Work required: Write the data out again, character for character, with no images.

Record extracts:
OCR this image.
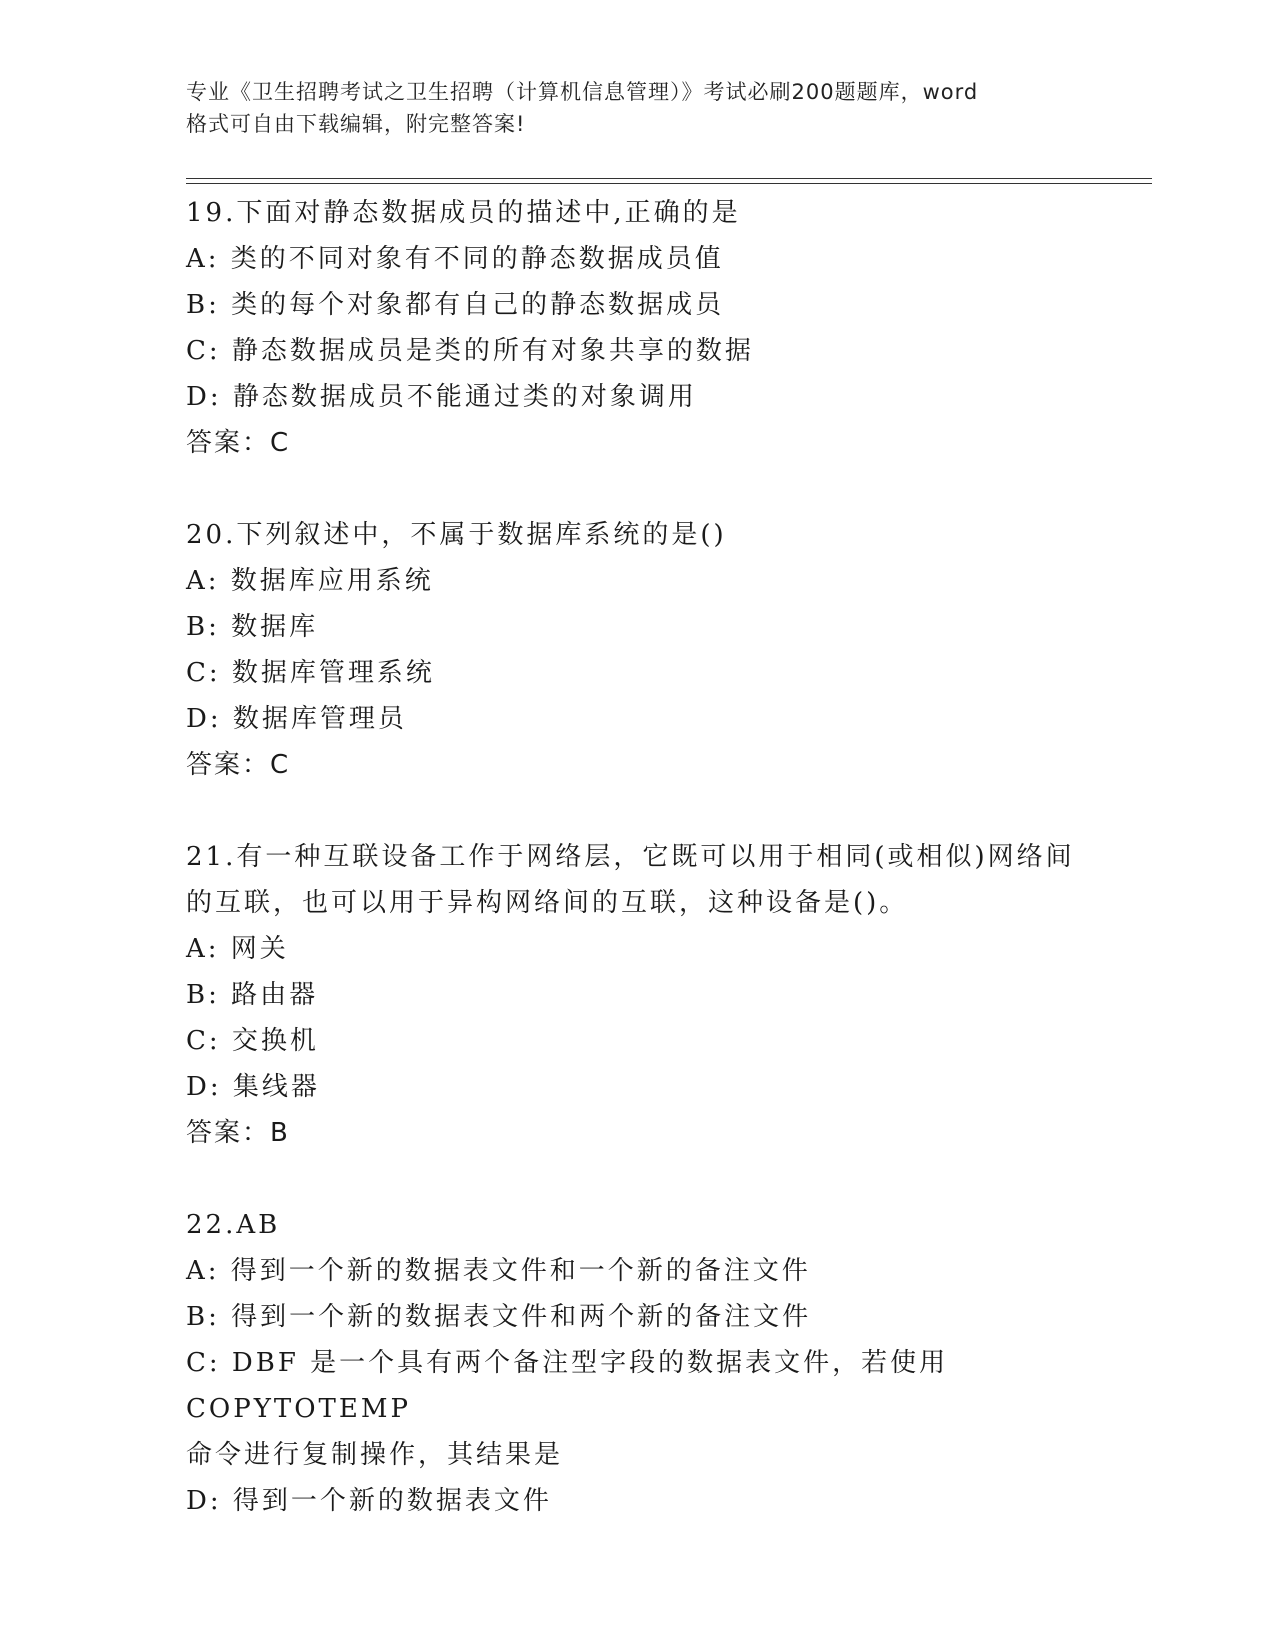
专业《卫生招聘考试之卫生招聘（计算机信息管理）》考试必刷200题题库，word
格式可自由下载编辑，附完整答案!
19.下面对静态数据成员的描述中,正确的是
A: 类的不同对象有不同的静态数据成员值
B: 类的每个对象都有自己的静态数据成员
C: 静态数据成员是类的所有对象共享的数据
D: 静态数据成员不能通过类的对象调用
答案：C
20.下列叙述中，不属于数据库系统的是()
A: 数据库应用系统
B: 数据库
C: 数据库管理系统
D: 数据库管理员
答案：C
21.有一种互联设备工作于网络层，它既可以用于相同(或相似)网络间
的互联，也可以用于异构网络间的互联，这种设备是()。
A: 网关
B: 路由器
C: 交换机
D: 集线器
答案：B
22.AB
A: 得到一个新的数据表文件和一个新的备注文件
B: 得到一个新的数据表文件和两个新的备注文件
C: DBF 是一个具有两个备注型字段的数据表文件，若使用 COPYTOTEMP
命令进行复制操作，其结果是
D: 得到一个新的数据表文件
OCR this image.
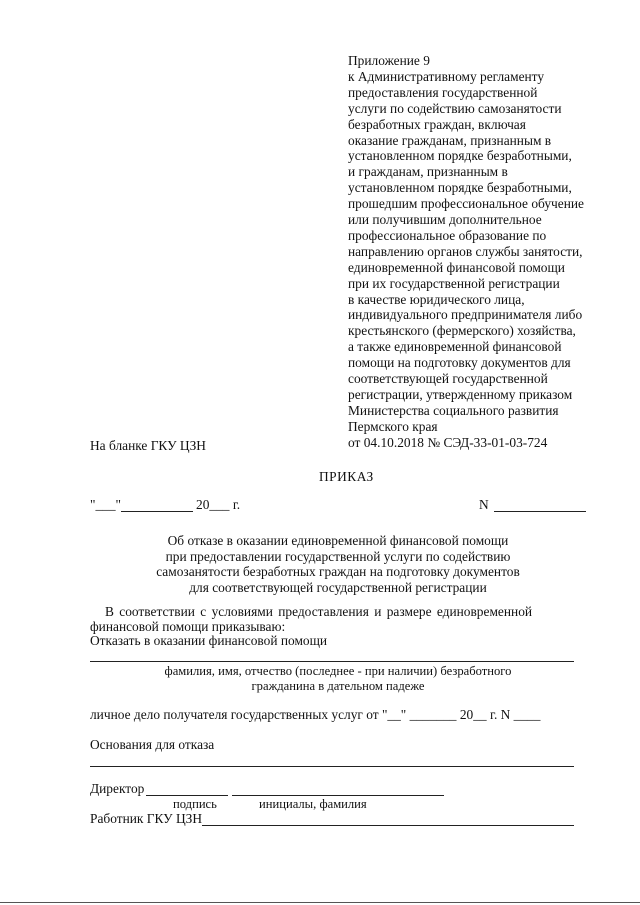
Приложение 9
к Административному регламенту
предоставления государственной
услуги по содействию самозанятости
безработных граждан, включая
оказание гражданам, признанным в
установленном порядке безработными,
и гражданам, признанным в
установленном порядке безработными,
прошедшим профессиональное обучение
или получившим дополнительное
профессиональное образование по
направлению органов службы занятости,
единовременной финансовой помощи
при их государственной регистрации
в качестве юридического лица,
индивидуального предпринимателя либо
крестьянского (фермерского) хозяйства,
а также единовременной финансовой
помощи на подготовку документов для
соответствующей государственной
регистрации, утвержденному приказом
Министерства социального развития
Пермского края
от 04.10.2018 № СЭД-33-01-03-724
На бланке ГКУ ЦЗН
ПРИКАЗ
"___"	20___ г.	N
Об отказе в оказании единовременной финансовой помощи
при предоставлении государственной услуги по содействию
самозанятости безработных граждан на подготовку документов
для соответствующей государственной регистрации
В соответствии с условиями предоставления и размере единовременной
финансовой помощи приказываю:
Отказать в оказании финансовой помощи
фамилия, имя, отчество (последнее - при наличии) безработного
гражданина в дательном падеже
личное дело получателя государственных услуг от "__" _______ 20__ г. N ____
Основания для отказа
Директор
подпись	инициалы, фамилия
Работник ГКУ ЦЗН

Response below:
OCR this image.
专业《卫生招聘考试之卫生招聘（计算机信息管理）》考试必刷200题题库，word
格式可自由下载编辑，附完整答案!
19.下面对静态数据成员的描述中,正确的是
A: 类的不同对象有不同的静态数据成员值
B: 类的每个对象都有自己的静态数据成员
C: 静态数据成员是类的所有对象共享的数据
D: 静态数据成员不能通过类的对象调用
答案：C
20.下列叙述中，不属于数据库系统的是()
A: 数据库应用系统
B: 数据库
C: 数据库管理系统
D: 数据库管理员
答案：C
21.有一种互联设备工作于网络层，它既可以用于相同(或相似)网络间
的互联，也可以用于异构网络间的互联，这种设备是()。
A: 网关
B: 路由器
C: 交换机
D: 集线器
答案：B
22.AB
A: 得到一个新的数据表文件和一个新的备注文件
B: 得到一个新的数据表文件和两个新的备注文件
C: DBF 是一个具有两个备注型字段的数据表文件，若使用 COPYTOTEMP
命令进行复制操作，其结果是
D: 得到一个新的数据表文件
OCR this image.
Приложение 9
к Административному регламенту
предоставления государственной
услуги по содействию самозанятости
безработных граждан, включая
оказание гражданам, признанным в
установленном порядке безработными,
и гражданам, признанным в
установленном порядке безработными,
прошедшим профессиональное обучение
или получившим дополнительное
профессиональное образование по
направлению органов службы занятости,
единовременной финансовой помощи
при их государственной регистрации
в качестве юридического лица,
индивидуального предпринимателя либо
крестьянского (фермерского) хозяйства,
а также единовременной финансовой
помощи на подготовку документов для
соответствующей государственной
регистрации, утвержденному приказом
Министерства социального развития
Пермского края
от 04.10.2018 № СЭД-33-01-03-724
На бланке ГКУ ЦЗН
ПРИКАЗ
"___"	20___ г.	N
Об отказе в оказании единовременной финансовой помощи
при предоставлении государственной услуги по содействию
самозанятости безработных граждан на подготовку документов
для соответствующей государственной регистрации
В соответствии с условиями предоставления и размере единовременной
финансовой помощи приказываю:
Отказать в оказании финансовой помощи
фамилия, имя, отчество (последнее - при наличии) безработного
гражданина в дательном падеже
личное дело получателя государственных услуг от "__" _______ 20__ г. N ____
Основания для отказа
Директор
подпись	инициалы, фамилия
Работник ГКУ ЦЗН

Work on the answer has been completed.